[Text segment]
The G92 Architecture Rumours & Speculation Thread

Status
Not open for further replies.
I agree. GX2 style sure does seem unappealing but i think it may be true. Remember the GX2 style waterblocks at cebit during march?

But something is fishy. We are obviously not seeing the "missing link". Novemeber is coming and soon, and not a single G92 die/pcb or anything thing concrete has been leaked yet.

Could we be in for another big surprise as in G100 hitting us earlier than we thought (early in schedule)? or a mistake on nVIDIA's part which i doubt because why would they want to loosen their grip on ATi/AMD?

If they are still sticking with the 8 series moniker (8700 - G92), then could it be possible that the next gen architecture is just around the corner for nVIDIA and i.e scrapping plans for G9x refreshes in favor of the G100 all things considered?

AFAIK G100 has yet to tape out so it would be kind of hard to launch it in only a month and a half...
 
I'd argue that in your example, you'd be looking for 1 out of 2 packets in 100 apartments, which is just as hard to 1 in 50, except maybe for some extra hide-outs in the interconnecting hallways.

Seriously, I have worked on chips with very similar arrangements: a large basic building block duplicated 12 times with a central crossbar going to a memory controller. Adding building blocks can increase the chance of unexpected performance loss here or there due to some freak interactions or due to bugs in the interconnect, but the vast majority of debugging work happens on the individual cores. It's the same divide and conquer approach as initial pre-silicon verification: debug individual cores first. Then move on to interaction cases. You'll see most problem when going from 1 to 2 cores, but past that going from 2 to 12 is painless.
I don't see why it would be different for a GPU.

[Dataset extract]
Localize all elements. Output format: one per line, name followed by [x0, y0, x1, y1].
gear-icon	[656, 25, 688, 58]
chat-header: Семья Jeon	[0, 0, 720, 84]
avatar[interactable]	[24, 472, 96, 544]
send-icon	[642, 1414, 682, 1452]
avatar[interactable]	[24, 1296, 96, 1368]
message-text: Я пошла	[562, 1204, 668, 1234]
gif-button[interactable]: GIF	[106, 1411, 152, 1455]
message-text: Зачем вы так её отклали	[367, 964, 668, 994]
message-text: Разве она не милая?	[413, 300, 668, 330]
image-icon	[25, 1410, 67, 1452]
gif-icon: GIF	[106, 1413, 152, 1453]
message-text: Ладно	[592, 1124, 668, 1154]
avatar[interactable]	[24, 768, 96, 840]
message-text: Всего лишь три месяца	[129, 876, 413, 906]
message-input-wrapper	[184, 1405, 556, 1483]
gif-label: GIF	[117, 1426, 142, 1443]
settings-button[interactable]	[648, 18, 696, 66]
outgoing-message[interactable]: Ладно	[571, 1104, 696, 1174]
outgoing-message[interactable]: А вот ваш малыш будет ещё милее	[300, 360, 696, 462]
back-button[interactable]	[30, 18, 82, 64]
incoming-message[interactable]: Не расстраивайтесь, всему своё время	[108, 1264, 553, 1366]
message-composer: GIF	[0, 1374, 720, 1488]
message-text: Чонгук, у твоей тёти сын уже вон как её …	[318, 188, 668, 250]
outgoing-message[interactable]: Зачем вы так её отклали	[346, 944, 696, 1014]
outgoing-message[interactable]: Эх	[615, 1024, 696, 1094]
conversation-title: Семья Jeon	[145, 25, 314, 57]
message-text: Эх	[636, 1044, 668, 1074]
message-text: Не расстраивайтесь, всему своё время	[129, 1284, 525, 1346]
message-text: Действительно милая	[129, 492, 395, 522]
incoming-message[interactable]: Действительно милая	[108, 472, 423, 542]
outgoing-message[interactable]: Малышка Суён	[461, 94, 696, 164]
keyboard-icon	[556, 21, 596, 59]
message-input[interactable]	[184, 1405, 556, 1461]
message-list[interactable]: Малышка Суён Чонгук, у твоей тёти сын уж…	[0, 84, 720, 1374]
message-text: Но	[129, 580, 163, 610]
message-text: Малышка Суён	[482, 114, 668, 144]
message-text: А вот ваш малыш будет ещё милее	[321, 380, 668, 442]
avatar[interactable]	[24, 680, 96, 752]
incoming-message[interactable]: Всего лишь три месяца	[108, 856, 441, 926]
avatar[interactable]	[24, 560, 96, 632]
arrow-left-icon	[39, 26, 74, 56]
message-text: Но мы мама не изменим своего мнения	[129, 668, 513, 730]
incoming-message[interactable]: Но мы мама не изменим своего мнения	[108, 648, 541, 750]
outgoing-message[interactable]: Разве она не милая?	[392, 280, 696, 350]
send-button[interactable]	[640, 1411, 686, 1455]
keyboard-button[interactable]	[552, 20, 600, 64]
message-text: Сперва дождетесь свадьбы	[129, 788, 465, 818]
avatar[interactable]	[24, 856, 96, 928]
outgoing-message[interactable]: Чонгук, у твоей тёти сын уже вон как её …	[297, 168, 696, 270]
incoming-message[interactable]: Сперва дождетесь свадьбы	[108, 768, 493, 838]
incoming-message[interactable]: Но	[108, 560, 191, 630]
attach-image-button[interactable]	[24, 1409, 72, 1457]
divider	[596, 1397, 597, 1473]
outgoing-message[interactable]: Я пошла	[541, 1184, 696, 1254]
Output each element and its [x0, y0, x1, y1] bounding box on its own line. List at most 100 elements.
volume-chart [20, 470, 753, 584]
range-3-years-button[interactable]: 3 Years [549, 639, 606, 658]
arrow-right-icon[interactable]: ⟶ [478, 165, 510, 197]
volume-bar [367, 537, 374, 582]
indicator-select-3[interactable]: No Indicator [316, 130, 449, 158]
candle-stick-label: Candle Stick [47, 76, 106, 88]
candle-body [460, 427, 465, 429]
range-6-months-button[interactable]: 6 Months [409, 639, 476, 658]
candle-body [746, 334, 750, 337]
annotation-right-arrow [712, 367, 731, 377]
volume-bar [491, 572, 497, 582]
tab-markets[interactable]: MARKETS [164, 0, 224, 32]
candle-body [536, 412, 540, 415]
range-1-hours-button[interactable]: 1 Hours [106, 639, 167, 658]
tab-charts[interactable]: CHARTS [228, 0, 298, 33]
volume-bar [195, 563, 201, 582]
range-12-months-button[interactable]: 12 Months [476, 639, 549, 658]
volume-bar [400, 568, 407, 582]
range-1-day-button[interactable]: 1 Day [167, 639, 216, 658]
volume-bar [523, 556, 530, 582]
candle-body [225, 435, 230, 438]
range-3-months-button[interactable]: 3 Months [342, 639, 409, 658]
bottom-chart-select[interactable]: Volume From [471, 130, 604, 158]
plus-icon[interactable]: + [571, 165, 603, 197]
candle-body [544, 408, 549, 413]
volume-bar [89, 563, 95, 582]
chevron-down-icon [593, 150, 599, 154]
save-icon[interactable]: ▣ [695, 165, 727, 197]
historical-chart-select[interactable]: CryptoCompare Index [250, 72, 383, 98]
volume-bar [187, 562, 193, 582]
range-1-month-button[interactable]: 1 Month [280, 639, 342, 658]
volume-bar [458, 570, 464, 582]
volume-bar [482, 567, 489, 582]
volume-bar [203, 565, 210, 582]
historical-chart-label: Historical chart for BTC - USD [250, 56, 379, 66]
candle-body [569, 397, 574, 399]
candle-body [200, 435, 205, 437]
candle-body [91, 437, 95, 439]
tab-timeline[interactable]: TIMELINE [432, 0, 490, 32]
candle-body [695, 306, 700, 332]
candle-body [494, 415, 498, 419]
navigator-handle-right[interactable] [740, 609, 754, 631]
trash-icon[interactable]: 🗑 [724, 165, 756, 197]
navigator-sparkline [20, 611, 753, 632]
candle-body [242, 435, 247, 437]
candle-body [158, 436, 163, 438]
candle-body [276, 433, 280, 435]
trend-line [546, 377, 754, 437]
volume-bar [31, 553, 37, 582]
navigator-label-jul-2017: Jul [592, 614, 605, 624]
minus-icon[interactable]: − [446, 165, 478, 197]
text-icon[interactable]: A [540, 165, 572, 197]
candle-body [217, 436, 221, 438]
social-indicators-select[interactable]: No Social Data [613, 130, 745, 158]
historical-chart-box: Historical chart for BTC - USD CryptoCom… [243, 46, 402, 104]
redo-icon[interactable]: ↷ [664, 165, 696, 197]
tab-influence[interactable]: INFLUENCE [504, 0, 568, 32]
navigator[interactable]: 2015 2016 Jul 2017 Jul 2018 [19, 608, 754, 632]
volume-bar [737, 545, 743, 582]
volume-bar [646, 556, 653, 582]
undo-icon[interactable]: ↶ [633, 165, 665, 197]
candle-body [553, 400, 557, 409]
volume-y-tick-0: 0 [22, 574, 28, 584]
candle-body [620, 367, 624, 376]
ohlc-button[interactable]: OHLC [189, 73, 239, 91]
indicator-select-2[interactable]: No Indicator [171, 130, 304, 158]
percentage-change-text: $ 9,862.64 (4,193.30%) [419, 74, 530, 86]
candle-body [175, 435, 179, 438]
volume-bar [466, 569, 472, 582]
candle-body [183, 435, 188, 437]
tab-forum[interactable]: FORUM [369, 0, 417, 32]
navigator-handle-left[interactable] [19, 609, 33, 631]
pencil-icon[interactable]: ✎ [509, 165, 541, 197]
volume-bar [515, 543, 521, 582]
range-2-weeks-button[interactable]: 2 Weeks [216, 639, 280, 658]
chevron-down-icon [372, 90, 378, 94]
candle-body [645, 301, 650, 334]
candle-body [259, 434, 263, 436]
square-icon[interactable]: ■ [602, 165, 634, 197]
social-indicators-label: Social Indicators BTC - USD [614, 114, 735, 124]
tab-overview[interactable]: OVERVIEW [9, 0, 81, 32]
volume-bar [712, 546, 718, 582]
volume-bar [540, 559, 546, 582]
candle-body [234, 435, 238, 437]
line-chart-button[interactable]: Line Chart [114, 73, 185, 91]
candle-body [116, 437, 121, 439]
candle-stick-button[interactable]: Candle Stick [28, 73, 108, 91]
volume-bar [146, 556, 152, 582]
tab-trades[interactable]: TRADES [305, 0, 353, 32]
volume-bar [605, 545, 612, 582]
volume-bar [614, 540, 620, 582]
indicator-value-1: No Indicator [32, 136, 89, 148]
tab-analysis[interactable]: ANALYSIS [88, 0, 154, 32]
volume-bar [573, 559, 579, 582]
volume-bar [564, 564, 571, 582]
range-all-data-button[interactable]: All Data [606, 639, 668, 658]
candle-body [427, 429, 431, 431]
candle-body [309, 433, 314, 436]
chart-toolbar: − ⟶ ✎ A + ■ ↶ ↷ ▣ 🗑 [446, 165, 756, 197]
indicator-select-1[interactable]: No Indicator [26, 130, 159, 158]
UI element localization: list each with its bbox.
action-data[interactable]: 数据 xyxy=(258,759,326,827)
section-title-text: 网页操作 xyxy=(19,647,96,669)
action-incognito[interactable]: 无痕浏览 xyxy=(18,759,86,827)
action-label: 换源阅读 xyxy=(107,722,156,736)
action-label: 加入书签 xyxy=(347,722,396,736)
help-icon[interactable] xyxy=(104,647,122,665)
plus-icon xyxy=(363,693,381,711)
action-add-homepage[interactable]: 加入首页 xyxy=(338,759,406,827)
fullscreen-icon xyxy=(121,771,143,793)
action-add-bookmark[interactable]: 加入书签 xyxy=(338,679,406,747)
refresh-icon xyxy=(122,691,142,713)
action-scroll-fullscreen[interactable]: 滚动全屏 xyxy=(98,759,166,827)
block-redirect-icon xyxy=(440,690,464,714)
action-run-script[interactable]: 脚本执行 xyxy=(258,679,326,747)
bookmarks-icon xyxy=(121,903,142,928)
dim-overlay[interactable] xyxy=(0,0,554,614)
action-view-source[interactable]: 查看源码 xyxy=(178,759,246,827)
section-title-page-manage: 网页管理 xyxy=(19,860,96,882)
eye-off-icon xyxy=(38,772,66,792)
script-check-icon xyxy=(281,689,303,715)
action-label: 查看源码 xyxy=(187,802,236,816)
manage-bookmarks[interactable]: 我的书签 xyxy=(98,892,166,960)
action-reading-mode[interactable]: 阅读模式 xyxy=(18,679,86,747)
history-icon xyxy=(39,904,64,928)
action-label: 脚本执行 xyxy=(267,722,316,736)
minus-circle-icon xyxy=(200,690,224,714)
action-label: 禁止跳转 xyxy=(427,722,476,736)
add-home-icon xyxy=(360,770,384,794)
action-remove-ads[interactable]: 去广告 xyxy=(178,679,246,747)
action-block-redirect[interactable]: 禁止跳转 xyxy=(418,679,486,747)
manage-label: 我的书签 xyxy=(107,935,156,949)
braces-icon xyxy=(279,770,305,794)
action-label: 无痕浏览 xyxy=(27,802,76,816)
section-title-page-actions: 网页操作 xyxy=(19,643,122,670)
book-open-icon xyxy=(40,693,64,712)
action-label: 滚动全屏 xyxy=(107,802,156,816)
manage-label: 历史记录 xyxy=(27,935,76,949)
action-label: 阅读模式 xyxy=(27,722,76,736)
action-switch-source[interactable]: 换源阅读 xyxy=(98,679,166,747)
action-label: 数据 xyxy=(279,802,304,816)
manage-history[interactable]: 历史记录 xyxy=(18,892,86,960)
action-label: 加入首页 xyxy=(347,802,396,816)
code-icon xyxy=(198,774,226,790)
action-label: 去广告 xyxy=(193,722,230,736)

[Written exercise] Pick up the forum thread on G92 architecture rumors after its final sentence and carry it forward.

[Written reply]
I wouldn't be surprised if the GTS vs GTX ratio of a wafer is close to 10 to 1, if not higher, so the GTS will have the most influence on overall margins. $280 isn't that unreasonable, right? Yet given the high expected yields (due to massive redundancy), margins on that should be really good.
Why couldn't you use the same story for even larger monolithic chips?

Well, seems you have the upperhand, as I haven't worked on chips at all:D. Anyhow, I guess both of us will have to wait and see what choice the IHVs make, as they're in a tad bit better situation to evaluate the benefits and weaknesses of either approach, eh?:)
 
Well, seems you have the upper hand, as I haven't worked on chips at all:D. Anyhow, I guess both of us will have to wait and see what choice the IHVs make, as they're in a tad bit better situation to evaluate the benefits and weaknesses of either approach, eh?
Even after years of seeing proof of accelerating technology miracles, it's surprisingly hard to envision what will be technologically possible even just a few years ahead. 30" LCD screens with 4M working pixels? Ultra-high DPI color screens in a cell phone with high quality video play back? Hell, just a year ago, I wouldn't have thought it possible to profitably produce larger-than-400mm2 dies for a consumer product!

It's really the same with development: looking back just 5 years ago, it's a miracle we got chips working with the primitive validation techniques we were using back then. Yet verification methodologies are advancing so quickly that most design companies have a hard time staying up-to-date with the latest and greatest. These days, the holy grail is in formal methods, where you try to prove mathematically that you logic is correct under all states and conditions. It's pretty hard to get right and requires a very specific kind of expertise that's not commonly available, but it's incredibly powerful when it works.

I can't back this up with numbers, but my feeling is that despite the increasing amount of transistors per chip, the amount of bugs per transistor per chip and even numbers of bugs per chips has been going down. (The correctness of the software needed to control them is a whole other issue!)

All this to say: don't bet against 1 billion and larger chips. 2 or 3 years from now, the discussion will probably look so very quaint. ;)
 
I'd bet on billion-transistor GPUs, within 2 process nodes.
It's already been done for Itanium, but the markup for chips of that size is very high.
Whenever the die size for a billion transistor GPU falls at or below G80, I'd figure it would be a good bet.

The primary obstacles are manufacturing ones.

The unknown is how bad process variation is going to get in that time frame. Defect rates are likely to be worked down to the point that they will match current defect densities.

Completely validated circuit and logic design means nothing if a pair of chips coming off the line can have maximum clocks varying by a factor of two or more and can have leakage variance of an order of magnitude.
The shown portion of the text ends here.